Goal> Give the stretch from the line containing "what elements are" through the line containing "document-header (59, 34, 317, 82)" again, replacing "Rezerwa obowiązkowa" with "Rezerwa wymagana" and changing nothing else.

Supplied material>
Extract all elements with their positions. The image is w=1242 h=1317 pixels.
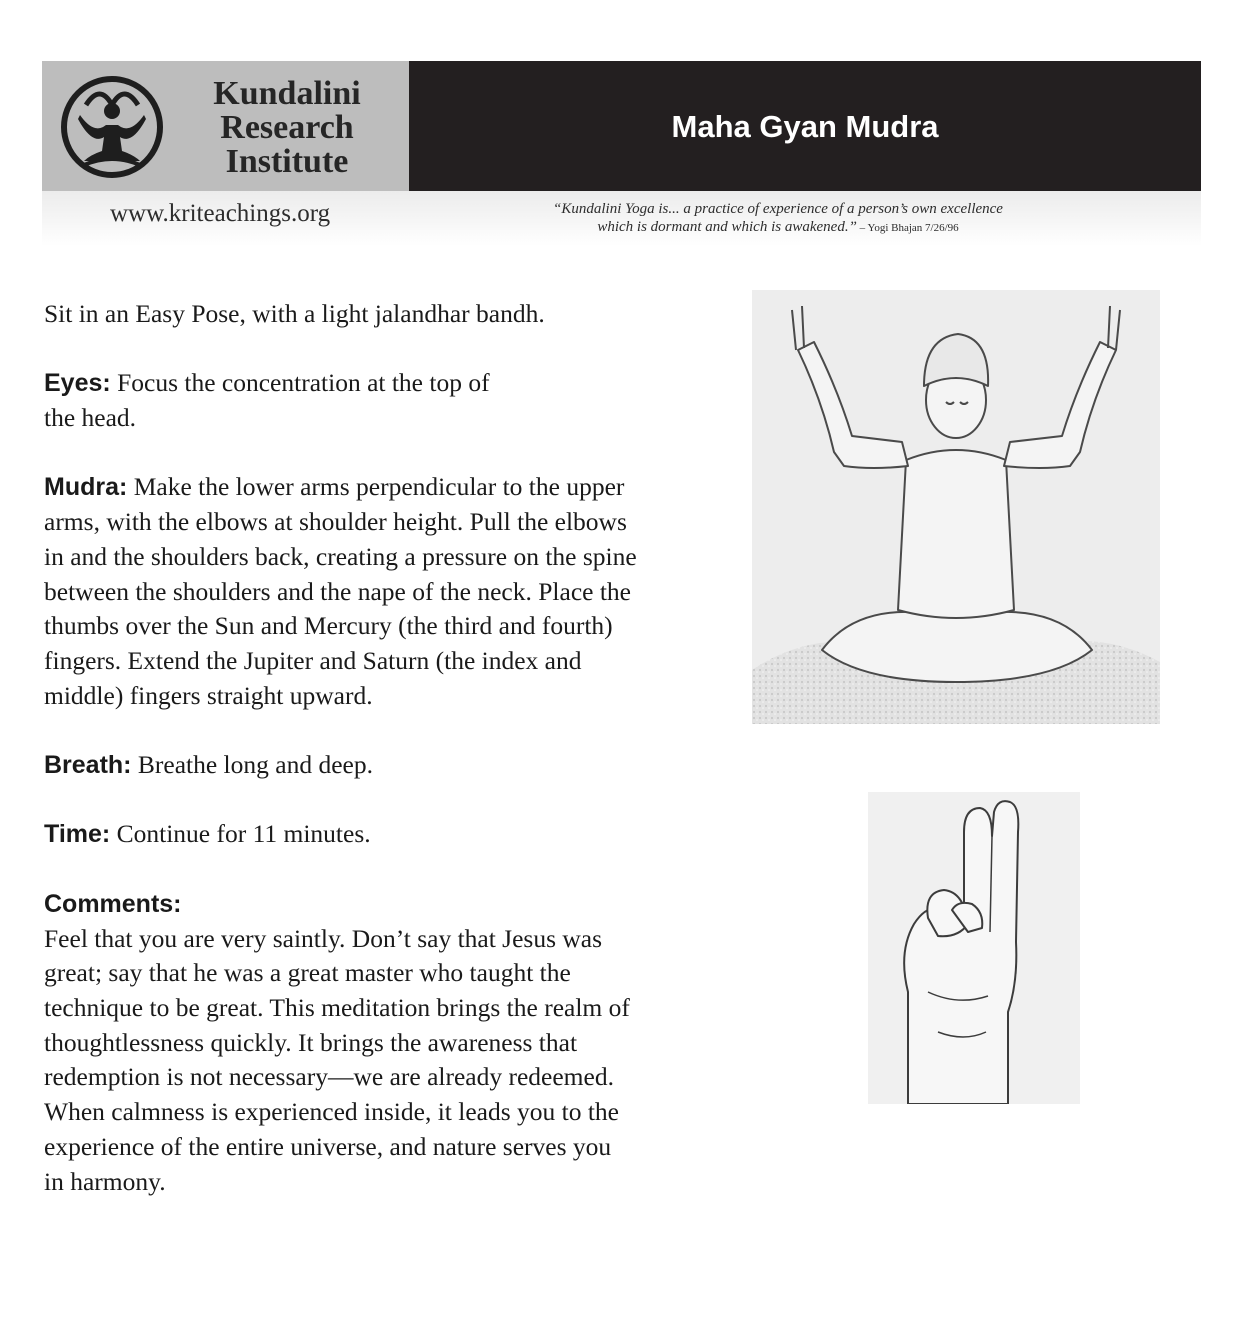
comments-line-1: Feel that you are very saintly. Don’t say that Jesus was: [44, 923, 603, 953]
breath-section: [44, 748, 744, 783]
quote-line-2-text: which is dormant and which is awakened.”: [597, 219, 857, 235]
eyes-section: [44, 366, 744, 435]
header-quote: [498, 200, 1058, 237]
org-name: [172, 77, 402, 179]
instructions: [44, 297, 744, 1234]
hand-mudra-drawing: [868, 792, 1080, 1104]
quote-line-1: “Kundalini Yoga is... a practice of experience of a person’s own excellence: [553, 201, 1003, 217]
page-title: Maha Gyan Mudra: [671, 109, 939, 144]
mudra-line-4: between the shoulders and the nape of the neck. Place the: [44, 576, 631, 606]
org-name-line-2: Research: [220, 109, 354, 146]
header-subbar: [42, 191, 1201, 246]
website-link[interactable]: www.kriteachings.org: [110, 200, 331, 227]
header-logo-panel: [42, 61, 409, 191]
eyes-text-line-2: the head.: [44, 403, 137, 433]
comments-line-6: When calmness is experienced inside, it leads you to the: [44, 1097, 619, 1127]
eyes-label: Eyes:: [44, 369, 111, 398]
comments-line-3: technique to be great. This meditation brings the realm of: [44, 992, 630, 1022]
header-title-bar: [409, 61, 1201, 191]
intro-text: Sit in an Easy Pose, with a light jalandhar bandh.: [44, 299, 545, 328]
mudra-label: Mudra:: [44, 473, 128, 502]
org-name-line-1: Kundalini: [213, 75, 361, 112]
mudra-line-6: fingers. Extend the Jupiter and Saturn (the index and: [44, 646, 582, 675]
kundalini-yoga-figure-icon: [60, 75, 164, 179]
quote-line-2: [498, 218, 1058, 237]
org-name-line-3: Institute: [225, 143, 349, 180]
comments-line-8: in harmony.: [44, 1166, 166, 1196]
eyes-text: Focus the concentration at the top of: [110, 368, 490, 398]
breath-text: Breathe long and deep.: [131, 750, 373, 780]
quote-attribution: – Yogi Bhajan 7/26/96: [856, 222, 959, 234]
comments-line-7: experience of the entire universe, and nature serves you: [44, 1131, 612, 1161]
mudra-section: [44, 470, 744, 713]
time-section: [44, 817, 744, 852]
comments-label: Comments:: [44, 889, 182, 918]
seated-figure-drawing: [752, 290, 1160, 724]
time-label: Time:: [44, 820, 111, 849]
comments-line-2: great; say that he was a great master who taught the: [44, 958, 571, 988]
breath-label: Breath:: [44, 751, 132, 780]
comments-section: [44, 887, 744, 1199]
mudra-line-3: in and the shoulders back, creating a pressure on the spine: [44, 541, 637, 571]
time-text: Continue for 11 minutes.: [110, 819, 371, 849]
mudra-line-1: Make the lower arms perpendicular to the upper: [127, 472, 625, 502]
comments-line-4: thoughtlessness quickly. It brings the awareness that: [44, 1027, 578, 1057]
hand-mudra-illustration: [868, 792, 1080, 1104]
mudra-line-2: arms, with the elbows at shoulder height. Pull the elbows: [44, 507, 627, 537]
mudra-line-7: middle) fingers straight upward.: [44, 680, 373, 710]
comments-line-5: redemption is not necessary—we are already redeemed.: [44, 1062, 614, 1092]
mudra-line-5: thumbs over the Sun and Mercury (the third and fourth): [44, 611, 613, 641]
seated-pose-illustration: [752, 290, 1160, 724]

...

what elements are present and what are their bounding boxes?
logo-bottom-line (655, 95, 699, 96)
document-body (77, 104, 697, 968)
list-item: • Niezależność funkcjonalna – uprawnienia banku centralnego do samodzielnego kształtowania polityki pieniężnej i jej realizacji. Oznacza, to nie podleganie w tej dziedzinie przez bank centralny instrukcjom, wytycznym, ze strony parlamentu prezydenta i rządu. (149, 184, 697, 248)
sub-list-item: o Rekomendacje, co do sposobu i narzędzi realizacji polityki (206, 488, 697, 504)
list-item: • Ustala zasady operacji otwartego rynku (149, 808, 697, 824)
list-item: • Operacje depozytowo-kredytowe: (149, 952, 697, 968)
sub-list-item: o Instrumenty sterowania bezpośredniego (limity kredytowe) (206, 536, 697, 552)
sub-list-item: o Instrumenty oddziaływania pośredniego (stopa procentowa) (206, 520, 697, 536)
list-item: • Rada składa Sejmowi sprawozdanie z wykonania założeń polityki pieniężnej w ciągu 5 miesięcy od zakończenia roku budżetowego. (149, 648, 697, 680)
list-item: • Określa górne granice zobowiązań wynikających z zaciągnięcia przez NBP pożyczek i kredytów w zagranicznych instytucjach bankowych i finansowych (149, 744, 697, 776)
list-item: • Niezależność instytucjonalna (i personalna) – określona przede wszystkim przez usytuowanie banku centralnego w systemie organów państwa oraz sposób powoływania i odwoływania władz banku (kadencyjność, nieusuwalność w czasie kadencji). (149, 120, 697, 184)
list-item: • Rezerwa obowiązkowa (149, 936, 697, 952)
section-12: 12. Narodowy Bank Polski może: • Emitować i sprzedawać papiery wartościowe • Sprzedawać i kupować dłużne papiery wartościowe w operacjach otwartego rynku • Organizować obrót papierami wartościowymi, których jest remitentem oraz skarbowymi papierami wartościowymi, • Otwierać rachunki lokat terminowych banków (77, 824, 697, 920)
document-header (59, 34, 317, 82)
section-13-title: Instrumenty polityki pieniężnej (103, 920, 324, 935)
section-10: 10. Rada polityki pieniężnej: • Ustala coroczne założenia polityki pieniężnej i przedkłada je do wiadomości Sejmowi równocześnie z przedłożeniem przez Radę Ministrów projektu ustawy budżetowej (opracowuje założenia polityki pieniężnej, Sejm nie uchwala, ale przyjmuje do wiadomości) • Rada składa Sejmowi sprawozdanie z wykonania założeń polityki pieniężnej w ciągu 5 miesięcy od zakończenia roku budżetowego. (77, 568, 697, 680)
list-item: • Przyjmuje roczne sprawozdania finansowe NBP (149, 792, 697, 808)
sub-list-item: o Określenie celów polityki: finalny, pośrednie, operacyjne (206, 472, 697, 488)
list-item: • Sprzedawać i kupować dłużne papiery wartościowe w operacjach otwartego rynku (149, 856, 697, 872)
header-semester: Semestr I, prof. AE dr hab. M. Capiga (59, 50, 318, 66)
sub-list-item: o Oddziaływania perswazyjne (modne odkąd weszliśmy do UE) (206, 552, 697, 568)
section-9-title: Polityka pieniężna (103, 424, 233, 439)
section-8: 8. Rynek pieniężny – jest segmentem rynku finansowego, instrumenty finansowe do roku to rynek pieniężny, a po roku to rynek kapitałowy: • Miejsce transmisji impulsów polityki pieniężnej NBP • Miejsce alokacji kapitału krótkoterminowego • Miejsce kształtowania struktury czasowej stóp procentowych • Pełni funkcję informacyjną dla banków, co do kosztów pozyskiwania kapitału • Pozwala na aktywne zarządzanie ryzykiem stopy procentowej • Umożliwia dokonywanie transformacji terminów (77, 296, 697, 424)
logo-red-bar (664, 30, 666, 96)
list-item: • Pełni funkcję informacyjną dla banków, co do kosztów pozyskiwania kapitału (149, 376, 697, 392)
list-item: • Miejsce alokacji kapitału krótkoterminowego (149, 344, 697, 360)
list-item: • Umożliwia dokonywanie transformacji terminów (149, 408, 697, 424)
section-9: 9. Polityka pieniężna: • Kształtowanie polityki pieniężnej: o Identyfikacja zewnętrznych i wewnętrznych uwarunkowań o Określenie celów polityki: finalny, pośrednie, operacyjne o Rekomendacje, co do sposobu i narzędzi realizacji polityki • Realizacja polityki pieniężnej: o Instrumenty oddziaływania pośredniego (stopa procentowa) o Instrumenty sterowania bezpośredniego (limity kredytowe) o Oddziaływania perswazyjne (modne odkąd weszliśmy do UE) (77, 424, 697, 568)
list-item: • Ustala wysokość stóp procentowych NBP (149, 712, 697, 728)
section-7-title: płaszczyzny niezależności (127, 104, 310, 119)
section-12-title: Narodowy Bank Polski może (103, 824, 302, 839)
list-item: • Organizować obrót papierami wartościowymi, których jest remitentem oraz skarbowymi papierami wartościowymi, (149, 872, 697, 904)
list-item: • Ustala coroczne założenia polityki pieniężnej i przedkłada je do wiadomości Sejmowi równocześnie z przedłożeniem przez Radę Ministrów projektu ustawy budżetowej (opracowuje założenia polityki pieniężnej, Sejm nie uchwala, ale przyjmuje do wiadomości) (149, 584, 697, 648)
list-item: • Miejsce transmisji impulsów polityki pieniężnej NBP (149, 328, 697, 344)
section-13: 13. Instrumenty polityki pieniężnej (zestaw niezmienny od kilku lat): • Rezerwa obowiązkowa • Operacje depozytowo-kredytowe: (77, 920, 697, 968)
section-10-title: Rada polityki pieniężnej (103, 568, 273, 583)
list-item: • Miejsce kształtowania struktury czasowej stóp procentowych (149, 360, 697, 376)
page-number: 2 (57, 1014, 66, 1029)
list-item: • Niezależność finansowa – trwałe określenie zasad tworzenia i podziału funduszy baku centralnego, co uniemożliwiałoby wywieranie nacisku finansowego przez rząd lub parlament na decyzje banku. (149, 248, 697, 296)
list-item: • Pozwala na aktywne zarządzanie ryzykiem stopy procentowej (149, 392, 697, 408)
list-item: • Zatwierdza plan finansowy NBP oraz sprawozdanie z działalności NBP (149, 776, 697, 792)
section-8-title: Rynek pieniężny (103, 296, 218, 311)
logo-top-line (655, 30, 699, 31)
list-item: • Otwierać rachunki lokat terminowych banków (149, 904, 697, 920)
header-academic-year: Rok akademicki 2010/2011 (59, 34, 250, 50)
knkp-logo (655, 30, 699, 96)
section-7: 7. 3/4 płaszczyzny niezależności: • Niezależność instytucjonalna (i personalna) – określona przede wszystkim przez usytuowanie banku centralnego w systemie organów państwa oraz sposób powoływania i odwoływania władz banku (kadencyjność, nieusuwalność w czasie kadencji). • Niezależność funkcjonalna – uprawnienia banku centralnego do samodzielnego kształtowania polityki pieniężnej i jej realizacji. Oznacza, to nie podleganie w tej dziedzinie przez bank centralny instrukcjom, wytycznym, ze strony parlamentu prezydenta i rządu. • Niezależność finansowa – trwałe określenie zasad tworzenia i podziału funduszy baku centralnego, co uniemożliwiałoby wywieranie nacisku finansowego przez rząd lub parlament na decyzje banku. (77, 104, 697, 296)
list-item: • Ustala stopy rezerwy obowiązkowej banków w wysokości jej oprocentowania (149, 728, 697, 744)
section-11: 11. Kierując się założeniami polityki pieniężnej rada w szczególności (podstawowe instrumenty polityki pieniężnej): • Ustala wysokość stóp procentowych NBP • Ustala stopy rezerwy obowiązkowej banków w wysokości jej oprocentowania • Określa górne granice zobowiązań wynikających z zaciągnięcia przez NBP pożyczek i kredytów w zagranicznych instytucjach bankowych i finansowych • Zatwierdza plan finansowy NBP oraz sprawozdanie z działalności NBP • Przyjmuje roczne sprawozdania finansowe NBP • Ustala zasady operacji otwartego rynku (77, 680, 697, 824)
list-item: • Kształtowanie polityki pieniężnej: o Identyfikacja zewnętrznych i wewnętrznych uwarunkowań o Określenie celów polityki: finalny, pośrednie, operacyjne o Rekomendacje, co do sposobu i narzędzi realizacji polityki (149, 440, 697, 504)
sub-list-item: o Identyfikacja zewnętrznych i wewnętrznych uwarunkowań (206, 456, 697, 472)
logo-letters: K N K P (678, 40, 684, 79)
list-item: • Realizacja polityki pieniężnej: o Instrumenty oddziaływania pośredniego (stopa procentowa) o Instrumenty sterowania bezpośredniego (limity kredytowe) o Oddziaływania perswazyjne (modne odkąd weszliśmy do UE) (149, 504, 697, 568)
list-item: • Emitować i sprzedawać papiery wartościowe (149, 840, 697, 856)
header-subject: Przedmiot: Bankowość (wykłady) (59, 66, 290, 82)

Answer below>
what elements are present and what are their bounding boxes?
logo-bottom-line (655, 95, 699, 96)
document-body (77, 104, 697, 968)
list-item: • Niezależność funkcjonalna – uprawnienia banku centralnego do samodzielnego kształtowania polityki pieniężnej i jej realizacji. Oznacza, to nie podleganie w tej dziedzinie przez bank centralny instrukcjom, wytycznym, ze strony parlamentu prezydenta i rządu. (149, 184, 697, 248)
sub-list-item: o Rekomendacje, co do sposobu i narzędzi realizacji polityki (206, 488, 697, 504)
list-item: • Ustala zasady operacji otwartego rynku (149, 808, 697, 824)
list-item: • Operacje depozytowo-kredytowe: (149, 952, 697, 968)
sub-list-item: o Instrumenty sterowania bezpośredniego (limity kredytowe) (206, 536, 697, 552)
sub-list-item: o Instrumenty oddziaływania pośredniego (stopa procentowa) (206, 520, 697, 536)
list-item: • Rada składa Sejmowi sprawozdanie z wykonania założeń polityki pieniężnej w ciągu 5 miesięcy od zakończenia roku budżetowego. (149, 648, 697, 680)
list-item: • Określa górne granice zobowiązań wynikających z zaciągnięcia przez NBP pożyczek i kredytów w zagranicznych instytucjach bankowych i finansowych (149, 744, 697, 776)
list-item: • Niezależność instytucjonalna (i personalna) – określona przede wszystkim przez usytuowanie banku centralnego w systemie organów państwa oraz sposób powoływania i odwoływania władz banku (kadencyjność, nieusuwalność w czasie kadencji). (149, 120, 697, 184)
list-item: • Rezerwa wymagana (149, 936, 697, 952)
section-12: 12. Narodowy Bank Polski może: • Emitować i sprzedawać papiery wartościowe • Sprzedawać i kupować dłużne papiery wartościowe w operacjach otwartego rynku • Organizować obrót papierami wartościowymi, których jest remitentem oraz skarbowymi papierami wartościowymi, • Otwierać rachunki lokat terminowych banków (77, 824, 697, 920)
document-header (59, 34, 317, 82)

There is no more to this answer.